** Written task 1 **
From the passage on farmers markets below, write out the text from "Fortune told the" up to and including "blinkered, Fortune says.".
** Written task 2 **
In the passage on farmers markets below, what did Fortune's local butcher send him after he arrived back in New Zealand?

** Text provided **
---

Fortune told the conference the markets and regional food producers needed to "stand up and claim what they own and what they need to protect".
"The only tangible asset that we all share, the only tangible thing we can truly claim to be ours and grow together is the two words 'farmers market'."
However, in its future-proofing mission and efforts to show who the "real" food producers of New Zealand are, the association is not commercially blinkered, Fortune says.
It is looking to engage with like-minded sectors and companies that will benefit its members through group discounts, generic sponsorship and regional funding pools.
Fortune says farmers market's have grown in popularity among those who don't accept mass produced food.
"Every week I get calls from producers stepping out of the mainstream for more financial reward and because supermarkets have chosen not to buy off these people.
"The fastest growth sector in New Zealand at the moment is support for butchers and delis. It's about shortening supply chains, about producers directly communicating with consumers, about where how and where it was grown, how to cook it."
Fortune says he started the Marlborough market after returning from overseas and producing fresh food from his land for his restaurant.
"As a chef I want New Zealand product. When I arrived back I was gobsmacked that my local butcher sent me Australian lamb, that my local supermarket stocked American asparagus, that I couldn't source local lamb.
"It all comes back to the supply chain and people telling us how we should shop and what we should buy through a limited distribution system of supermarkets where the major component of purchasing is price."

---

** Data records **

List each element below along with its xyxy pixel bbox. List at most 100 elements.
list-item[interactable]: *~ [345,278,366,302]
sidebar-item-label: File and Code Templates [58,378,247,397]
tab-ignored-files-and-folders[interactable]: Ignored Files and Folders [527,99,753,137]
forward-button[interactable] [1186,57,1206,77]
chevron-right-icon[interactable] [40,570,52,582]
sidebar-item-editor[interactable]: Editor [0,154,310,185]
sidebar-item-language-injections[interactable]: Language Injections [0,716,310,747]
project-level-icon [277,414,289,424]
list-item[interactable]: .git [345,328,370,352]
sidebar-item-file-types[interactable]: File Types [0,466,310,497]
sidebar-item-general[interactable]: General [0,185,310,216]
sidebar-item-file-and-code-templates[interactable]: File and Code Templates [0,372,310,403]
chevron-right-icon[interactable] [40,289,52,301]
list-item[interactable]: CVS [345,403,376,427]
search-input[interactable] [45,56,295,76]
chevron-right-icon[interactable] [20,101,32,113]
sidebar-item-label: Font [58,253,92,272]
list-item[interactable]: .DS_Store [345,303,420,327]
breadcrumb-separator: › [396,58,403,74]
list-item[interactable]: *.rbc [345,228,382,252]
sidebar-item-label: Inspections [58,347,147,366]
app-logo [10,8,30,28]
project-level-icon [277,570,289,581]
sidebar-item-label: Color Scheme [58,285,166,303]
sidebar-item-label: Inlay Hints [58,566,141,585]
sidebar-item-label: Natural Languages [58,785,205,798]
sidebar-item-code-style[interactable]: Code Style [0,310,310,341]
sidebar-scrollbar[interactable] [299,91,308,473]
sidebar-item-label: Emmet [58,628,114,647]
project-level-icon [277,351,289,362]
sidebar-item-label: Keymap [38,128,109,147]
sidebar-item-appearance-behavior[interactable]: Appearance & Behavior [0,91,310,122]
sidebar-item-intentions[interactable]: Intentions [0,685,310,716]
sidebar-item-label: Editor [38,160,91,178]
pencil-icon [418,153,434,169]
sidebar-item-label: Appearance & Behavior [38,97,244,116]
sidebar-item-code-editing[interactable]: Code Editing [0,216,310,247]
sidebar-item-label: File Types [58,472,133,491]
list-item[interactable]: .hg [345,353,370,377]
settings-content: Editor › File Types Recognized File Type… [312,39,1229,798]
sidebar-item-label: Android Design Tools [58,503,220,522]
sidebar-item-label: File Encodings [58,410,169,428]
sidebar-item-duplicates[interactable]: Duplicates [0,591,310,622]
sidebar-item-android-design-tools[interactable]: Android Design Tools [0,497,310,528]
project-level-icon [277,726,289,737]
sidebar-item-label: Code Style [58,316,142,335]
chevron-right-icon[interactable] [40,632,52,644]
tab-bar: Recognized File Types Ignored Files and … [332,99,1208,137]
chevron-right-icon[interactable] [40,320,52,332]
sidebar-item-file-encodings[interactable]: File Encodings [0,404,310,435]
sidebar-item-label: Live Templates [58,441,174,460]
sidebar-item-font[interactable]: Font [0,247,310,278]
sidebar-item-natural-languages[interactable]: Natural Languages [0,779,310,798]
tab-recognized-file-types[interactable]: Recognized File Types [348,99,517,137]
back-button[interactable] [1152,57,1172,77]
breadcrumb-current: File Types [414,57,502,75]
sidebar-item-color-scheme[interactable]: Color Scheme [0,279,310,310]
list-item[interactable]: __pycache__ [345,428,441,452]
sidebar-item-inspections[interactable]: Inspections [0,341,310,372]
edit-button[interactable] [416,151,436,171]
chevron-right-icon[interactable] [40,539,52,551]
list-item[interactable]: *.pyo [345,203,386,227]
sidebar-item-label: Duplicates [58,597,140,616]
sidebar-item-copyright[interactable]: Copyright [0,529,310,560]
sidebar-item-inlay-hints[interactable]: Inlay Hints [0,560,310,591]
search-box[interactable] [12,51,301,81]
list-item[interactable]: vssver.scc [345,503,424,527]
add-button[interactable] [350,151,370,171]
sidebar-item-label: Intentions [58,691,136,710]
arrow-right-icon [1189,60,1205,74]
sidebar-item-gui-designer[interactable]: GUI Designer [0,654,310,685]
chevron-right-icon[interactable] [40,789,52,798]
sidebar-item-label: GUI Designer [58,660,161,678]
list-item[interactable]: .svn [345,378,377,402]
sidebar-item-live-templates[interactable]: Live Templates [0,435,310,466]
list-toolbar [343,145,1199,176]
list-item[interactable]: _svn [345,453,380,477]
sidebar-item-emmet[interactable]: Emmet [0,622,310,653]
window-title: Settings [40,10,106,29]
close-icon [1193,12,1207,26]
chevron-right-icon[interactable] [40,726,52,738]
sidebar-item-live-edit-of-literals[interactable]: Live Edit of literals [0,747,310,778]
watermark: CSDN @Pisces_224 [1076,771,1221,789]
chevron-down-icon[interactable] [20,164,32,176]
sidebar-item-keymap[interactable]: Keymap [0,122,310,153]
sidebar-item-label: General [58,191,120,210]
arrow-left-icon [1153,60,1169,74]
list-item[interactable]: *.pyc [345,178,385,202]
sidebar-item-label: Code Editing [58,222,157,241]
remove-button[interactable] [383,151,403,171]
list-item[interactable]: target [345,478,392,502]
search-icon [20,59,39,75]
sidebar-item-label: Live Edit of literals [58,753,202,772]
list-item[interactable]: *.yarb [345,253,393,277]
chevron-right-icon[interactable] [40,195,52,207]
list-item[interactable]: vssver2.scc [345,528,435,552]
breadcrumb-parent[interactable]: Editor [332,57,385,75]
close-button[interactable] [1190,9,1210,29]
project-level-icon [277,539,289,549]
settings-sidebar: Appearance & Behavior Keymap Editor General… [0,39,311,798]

---

** Problem solution 1 **
Fortune told the conference the markets and regional food producers needed to "stand up and claim what they own and what they need to protect".
"The only tangible asset that we all share, the only tangible thing we can truly claim to be ours and grow together is the two words 'farmers market'."
However, in its future-proofing mission and efforts to show who the "real" food producers of New Zealand are, the association is not commercially blinkered, Fortune says.

** Problem solution 2 **
Australian lamb.